[BEGIN LISTING]

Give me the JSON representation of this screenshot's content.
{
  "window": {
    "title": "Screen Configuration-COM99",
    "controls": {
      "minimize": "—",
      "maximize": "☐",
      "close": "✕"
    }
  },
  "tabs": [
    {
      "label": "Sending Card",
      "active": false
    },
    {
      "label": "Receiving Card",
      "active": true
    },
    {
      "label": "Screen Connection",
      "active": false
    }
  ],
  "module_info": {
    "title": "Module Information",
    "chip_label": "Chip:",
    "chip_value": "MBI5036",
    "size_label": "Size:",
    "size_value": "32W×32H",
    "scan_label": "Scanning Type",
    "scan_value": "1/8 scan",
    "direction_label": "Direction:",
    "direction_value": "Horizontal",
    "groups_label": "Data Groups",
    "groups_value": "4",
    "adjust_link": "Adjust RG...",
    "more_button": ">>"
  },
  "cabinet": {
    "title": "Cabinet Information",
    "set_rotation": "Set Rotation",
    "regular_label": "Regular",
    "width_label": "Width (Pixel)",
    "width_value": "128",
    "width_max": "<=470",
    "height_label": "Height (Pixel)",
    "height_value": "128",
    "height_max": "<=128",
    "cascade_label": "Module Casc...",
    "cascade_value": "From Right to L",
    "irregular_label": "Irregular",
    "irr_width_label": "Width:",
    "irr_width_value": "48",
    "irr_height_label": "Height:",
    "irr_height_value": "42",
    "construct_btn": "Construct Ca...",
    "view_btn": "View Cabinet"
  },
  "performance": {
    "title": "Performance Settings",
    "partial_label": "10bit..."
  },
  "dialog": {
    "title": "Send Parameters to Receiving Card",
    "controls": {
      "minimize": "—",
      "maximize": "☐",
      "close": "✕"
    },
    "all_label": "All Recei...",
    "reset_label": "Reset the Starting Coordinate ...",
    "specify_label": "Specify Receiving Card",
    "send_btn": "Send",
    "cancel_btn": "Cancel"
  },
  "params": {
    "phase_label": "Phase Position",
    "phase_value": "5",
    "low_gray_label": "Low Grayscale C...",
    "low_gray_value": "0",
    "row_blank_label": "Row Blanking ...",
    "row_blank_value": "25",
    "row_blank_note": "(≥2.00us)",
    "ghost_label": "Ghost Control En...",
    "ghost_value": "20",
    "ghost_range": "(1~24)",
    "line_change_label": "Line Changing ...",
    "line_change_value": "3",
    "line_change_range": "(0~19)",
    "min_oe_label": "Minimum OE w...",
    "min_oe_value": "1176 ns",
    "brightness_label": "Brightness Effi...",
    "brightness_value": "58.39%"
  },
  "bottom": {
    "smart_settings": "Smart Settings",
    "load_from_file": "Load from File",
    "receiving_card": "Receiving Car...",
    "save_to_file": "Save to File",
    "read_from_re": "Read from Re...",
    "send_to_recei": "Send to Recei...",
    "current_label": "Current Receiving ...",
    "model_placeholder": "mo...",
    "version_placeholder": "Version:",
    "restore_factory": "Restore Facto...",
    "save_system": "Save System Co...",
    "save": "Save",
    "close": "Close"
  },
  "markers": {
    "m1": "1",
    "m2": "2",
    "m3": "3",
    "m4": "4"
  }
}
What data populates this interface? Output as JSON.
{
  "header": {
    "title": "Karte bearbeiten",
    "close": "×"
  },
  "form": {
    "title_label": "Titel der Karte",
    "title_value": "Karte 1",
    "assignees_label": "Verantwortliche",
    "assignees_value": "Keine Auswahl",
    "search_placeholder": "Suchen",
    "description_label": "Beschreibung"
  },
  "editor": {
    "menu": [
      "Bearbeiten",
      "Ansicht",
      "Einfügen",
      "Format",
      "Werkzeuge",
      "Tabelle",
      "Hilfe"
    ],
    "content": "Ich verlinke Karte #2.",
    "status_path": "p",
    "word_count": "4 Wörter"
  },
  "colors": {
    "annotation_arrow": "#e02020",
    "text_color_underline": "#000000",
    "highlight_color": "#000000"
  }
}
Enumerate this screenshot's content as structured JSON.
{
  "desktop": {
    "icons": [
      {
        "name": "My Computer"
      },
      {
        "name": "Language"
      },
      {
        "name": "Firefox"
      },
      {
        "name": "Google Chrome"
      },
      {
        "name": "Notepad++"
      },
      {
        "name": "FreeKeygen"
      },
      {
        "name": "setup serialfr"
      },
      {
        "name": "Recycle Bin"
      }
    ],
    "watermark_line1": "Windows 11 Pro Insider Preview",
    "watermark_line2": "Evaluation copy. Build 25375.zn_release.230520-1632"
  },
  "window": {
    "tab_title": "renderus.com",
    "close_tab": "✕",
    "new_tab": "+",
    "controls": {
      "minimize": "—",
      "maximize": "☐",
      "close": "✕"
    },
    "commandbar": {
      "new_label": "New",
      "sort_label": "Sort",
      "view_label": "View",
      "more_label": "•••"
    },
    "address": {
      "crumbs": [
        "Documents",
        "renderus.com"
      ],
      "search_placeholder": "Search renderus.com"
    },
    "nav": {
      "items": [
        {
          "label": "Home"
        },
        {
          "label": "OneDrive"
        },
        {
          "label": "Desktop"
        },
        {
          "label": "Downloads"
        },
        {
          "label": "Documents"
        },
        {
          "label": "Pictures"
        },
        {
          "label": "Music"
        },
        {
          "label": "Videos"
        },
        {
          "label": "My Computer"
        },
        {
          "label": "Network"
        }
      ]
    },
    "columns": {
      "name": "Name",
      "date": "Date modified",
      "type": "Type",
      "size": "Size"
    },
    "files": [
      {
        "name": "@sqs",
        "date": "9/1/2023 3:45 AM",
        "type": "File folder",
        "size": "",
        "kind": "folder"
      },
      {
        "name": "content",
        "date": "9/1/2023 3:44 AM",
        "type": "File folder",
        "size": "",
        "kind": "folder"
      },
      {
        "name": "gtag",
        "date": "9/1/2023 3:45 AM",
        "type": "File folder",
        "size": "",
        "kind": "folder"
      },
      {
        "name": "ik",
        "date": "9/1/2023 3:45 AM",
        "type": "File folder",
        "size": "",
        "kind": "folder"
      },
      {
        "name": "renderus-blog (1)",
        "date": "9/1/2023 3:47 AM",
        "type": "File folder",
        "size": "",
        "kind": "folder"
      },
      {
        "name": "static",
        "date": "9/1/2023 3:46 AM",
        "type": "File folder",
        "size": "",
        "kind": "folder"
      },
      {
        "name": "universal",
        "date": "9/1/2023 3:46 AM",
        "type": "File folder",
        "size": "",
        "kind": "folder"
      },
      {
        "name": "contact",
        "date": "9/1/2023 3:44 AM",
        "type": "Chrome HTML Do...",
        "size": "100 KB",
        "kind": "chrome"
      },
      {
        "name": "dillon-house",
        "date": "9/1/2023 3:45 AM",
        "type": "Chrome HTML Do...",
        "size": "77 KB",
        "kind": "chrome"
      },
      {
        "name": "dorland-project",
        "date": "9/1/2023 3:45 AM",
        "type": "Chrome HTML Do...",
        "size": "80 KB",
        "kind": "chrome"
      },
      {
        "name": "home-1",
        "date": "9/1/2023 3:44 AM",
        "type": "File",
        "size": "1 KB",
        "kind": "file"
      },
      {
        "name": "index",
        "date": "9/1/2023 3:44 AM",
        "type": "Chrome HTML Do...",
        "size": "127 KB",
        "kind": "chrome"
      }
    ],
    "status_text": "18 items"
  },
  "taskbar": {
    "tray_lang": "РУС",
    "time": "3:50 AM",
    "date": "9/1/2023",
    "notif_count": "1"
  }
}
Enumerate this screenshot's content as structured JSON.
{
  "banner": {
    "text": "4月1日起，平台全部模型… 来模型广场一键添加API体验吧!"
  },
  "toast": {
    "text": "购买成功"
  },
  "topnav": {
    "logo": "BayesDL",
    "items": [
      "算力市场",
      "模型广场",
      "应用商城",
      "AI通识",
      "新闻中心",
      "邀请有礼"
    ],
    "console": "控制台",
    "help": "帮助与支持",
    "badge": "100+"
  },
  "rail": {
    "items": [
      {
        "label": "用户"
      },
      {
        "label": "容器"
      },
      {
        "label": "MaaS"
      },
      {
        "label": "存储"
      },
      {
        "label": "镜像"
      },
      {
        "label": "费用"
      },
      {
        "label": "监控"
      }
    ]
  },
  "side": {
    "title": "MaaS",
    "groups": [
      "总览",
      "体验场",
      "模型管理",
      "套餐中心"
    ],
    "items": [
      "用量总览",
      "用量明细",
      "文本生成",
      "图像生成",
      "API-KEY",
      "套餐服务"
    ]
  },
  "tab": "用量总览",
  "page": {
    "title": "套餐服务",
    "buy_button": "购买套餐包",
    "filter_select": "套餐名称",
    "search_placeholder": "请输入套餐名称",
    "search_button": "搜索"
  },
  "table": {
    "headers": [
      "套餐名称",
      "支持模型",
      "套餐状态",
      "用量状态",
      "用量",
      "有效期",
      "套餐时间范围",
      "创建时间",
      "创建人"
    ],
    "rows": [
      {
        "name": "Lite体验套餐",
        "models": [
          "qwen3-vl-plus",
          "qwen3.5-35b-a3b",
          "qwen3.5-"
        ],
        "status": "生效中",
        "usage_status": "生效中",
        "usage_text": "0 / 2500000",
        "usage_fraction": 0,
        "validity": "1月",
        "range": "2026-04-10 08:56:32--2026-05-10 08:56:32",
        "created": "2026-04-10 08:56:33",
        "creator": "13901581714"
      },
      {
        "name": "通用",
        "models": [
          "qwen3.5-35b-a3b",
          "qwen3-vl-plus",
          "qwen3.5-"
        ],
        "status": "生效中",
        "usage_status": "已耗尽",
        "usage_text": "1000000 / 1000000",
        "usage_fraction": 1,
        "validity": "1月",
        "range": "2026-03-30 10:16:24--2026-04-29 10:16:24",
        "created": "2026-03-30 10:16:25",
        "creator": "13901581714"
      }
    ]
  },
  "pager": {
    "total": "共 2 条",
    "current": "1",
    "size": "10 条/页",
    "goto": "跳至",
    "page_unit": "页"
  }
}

[END LISTING]

From the material above, count the lines that include "created" and give only the total.

2